--- Begin ---
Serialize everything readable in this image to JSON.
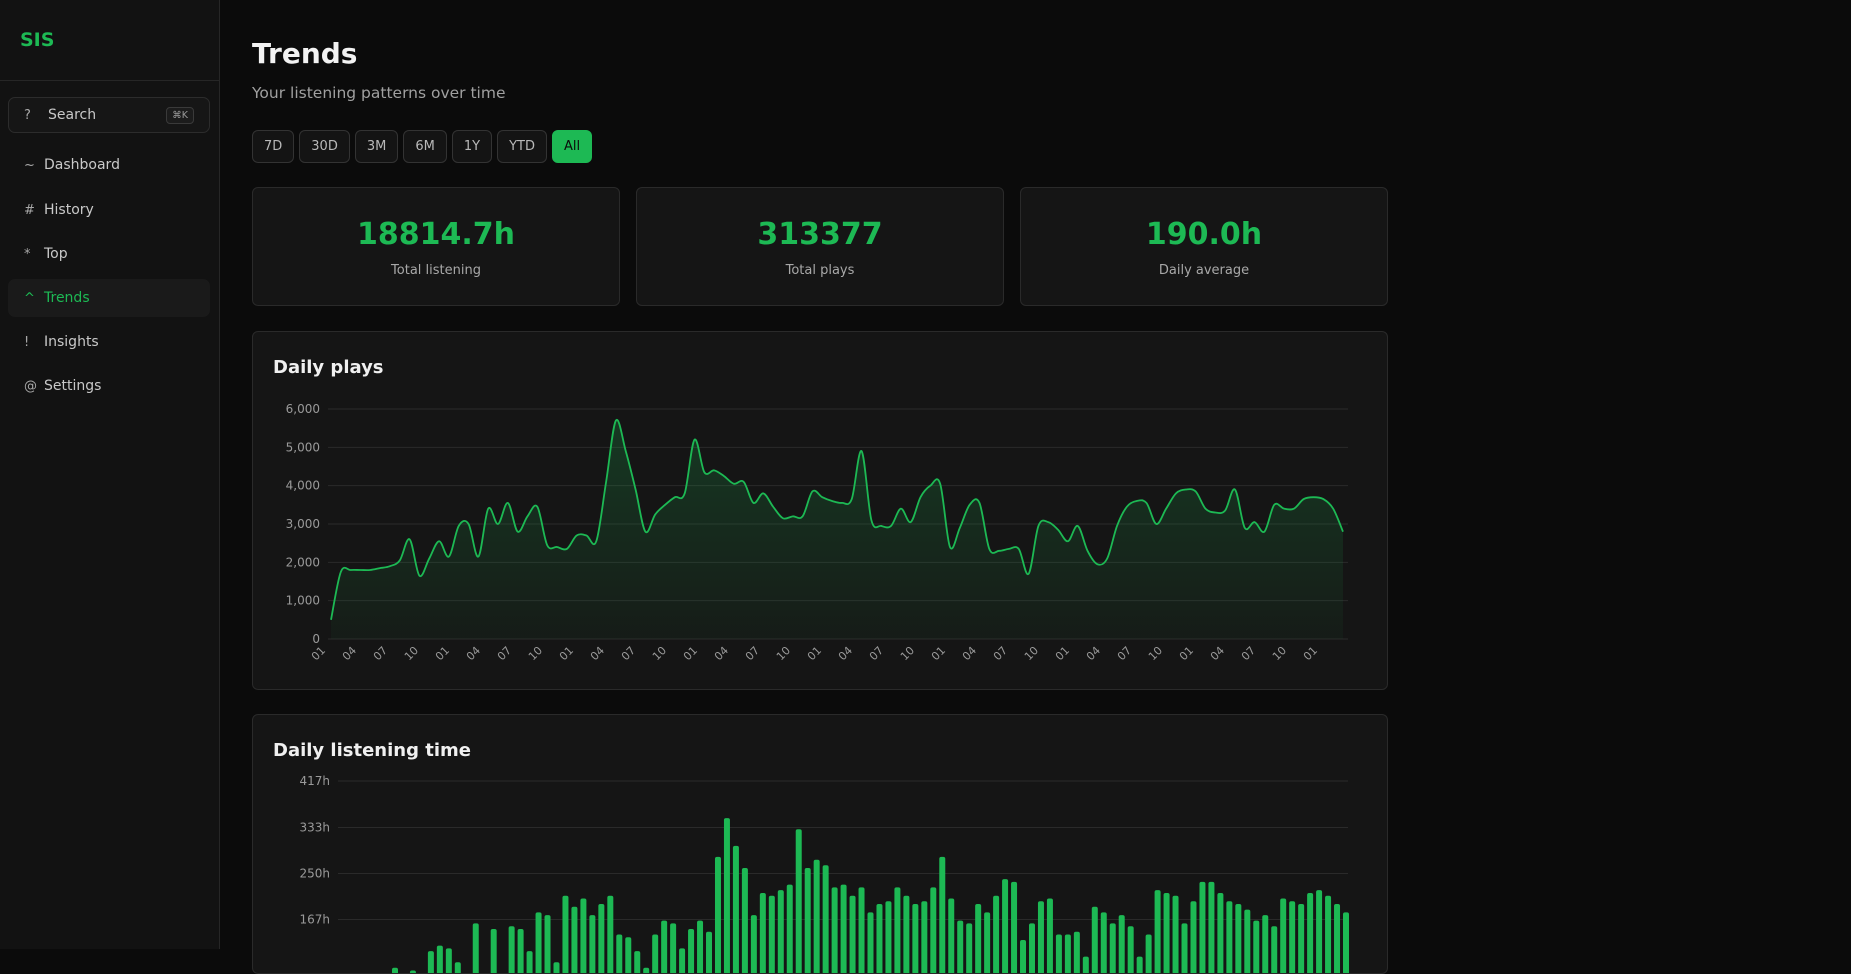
{
  "app": {
    "name": "SIS"
  },
  "search": {
    "label": "Search",
    "shortcut": "⌘K",
    "icon": "?"
  },
  "nav": [
    {
      "sym": "~",
      "label": "Dashboard",
      "active": false
    },
    {
      "sym": "#",
      "label": "History",
      "active": false
    },
    {
      "sym": "*",
      "label": "Top",
      "active": false
    },
    {
      "sym": "^",
      "label": "Trends",
      "active": true
    },
    {
      "sym": "!",
      "label": "Insights",
      "active": false
    },
    {
      "sym": "@",
      "label": "Settings",
      "active": false
    }
  ],
  "page": {
    "title": "Trends",
    "subtitle": "Your listening patterns over time"
  },
  "ranges": [
    "7D",
    "30D",
    "3M",
    "6M",
    "1Y",
    "YTD",
    "All"
  ],
  "active_range": "All",
  "stats": [
    {
      "value": "18814.7h",
      "label": "Total listening"
    },
    {
      "value": "313377",
      "label": "Total plays"
    },
    {
      "value": "190.0h",
      "label": "Daily average"
    }
  ],
  "colors": {
    "accent": "#1db954",
    "background": "#0b0b0b",
    "panel": "#151515"
  },
  "chart_data": [
    {
      "type": "area",
      "title": "Daily plays",
      "ylim": [
        0,
        6000
      ],
      "y_ticks": [
        "0",
        "1,000",
        "2,000",
        "3,000",
        "4,000",
        "5,000",
        "6,000"
      ],
      "x_ticks": [
        "01",
        "04",
        "07",
        "10",
        "01",
        "04",
        "07",
        "10",
        "01",
        "04",
        "07",
        "10",
        "01",
        "04",
        "07",
        "10",
        "01",
        "04",
        "07",
        "10",
        "01",
        "04",
        "07",
        "10",
        "01",
        "04",
        "07",
        "10",
        "01",
        "04",
        "07",
        "10",
        "01"
      ],
      "grid": true,
      "values": [
        500,
        1750,
        1800,
        1800,
        1800,
        1850,
        1900,
        2050,
        2600,
        1650,
        2100,
        2550,
        2150,
        2950,
        3000,
        2150,
        3400,
        3000,
        3550,
        2800,
        3200,
        3450,
        2450,
        2400,
        2350,
        2700,
        2700,
        2550,
        4100,
        5700,
        4900,
        3900,
        2800,
        3250,
        3500,
        3700,
        3800,
        5200,
        4350,
        4400,
        4250,
        4050,
        4100,
        3550,
        3800,
        3450,
        3150,
        3200,
        3200,
        3850,
        3700,
        3600,
        3550,
        3650,
        4900,
        3100,
        2950,
        2950,
        3400,
        3050,
        3700,
        4000,
        4050,
        2400,
        2900,
        3500,
        3550,
        2350,
        2300,
        2350,
        2350,
        1700,
        2950,
        3050,
        2850,
        2550,
        2950,
        2300,
        1950,
        2100,
        2950,
        3450,
        3600,
        3550,
        3000,
        3400,
        3800,
        3900,
        3850,
        3400,
        3300,
        3350,
        3900,
        2900,
        3050,
        2800,
        3500,
        3400,
        3400,
        3650,
        3700,
        3650,
        3400,
        2800
      ]
    },
    {
      "type": "bar",
      "title": "Daily listening time",
      "ylim": [
        0,
        417
      ],
      "y_ticks": [
        "167h",
        "250h",
        "333h",
        "417h"
      ],
      "grid": true,
      "values": [
        80,
        60,
        75,
        70,
        110,
        120,
        115,
        90,
        60,
        160,
        70,
        150,
        70,
        155,
        150,
        110,
        180,
        175,
        90,
        210,
        190,
        205,
        175,
        195,
        210,
        140,
        135,
        110,
        80,
        140,
        165,
        160,
        115,
        150,
        165,
        145,
        280,
        350,
        300,
        260,
        175,
        215,
        210,
        220,
        230,
        330,
        260,
        275,
        265,
        225,
        230,
        210,
        225,
        180,
        195,
        200,
        225,
        210,
        195,
        200,
        225,
        280,
        205,
        165,
        160,
        195,
        180,
        210,
        240,
        235,
        130,
        160,
        200,
        205,
        140,
        140,
        145,
        100,
        190,
        180,
        160,
        175,
        155,
        100,
        140,
        220,
        215,
        210,
        160,
        200,
        235,
        235,
        215,
        200,
        195,
        185,
        165,
        175,
        155,
        205,
        200,
        195,
        215,
        220,
        210,
        195,
        180
      ]
    }
  ]
}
--- End ---
[Task to complete] Calculate how many lines of the material include the string "time", and state that number by itself.

[Exercise solution] 2